Task to carry out: Search the material below for the word "this" and copy every line in which it occurs.

Information supplied:

=======

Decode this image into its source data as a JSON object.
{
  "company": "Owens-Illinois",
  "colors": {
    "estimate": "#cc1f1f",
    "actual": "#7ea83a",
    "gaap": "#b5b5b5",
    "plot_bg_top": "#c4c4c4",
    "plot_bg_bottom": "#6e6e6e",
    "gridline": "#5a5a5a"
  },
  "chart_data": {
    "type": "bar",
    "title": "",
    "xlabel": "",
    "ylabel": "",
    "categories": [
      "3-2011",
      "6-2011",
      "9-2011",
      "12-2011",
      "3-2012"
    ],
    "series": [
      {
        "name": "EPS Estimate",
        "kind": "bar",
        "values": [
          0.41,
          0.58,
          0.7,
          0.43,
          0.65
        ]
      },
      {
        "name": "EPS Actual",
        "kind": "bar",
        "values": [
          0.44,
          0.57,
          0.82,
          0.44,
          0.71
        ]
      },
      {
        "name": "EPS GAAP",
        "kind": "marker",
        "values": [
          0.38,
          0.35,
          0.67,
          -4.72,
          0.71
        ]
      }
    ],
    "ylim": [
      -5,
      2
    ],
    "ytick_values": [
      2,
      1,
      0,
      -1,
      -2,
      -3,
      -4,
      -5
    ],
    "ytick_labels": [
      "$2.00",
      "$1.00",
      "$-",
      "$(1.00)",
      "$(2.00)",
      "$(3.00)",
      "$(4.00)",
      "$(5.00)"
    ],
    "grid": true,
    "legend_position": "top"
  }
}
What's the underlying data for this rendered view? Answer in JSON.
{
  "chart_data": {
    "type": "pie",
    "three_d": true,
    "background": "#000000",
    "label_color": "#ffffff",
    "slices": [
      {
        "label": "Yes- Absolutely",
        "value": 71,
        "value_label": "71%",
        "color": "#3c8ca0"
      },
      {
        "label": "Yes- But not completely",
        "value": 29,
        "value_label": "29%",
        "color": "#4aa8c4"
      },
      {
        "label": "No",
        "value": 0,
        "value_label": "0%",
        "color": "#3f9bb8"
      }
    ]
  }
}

=======

Exercise answer:
Decode this image into its source data as a JSON object.
What's the underlying data for this rendered view? Answer in JSON.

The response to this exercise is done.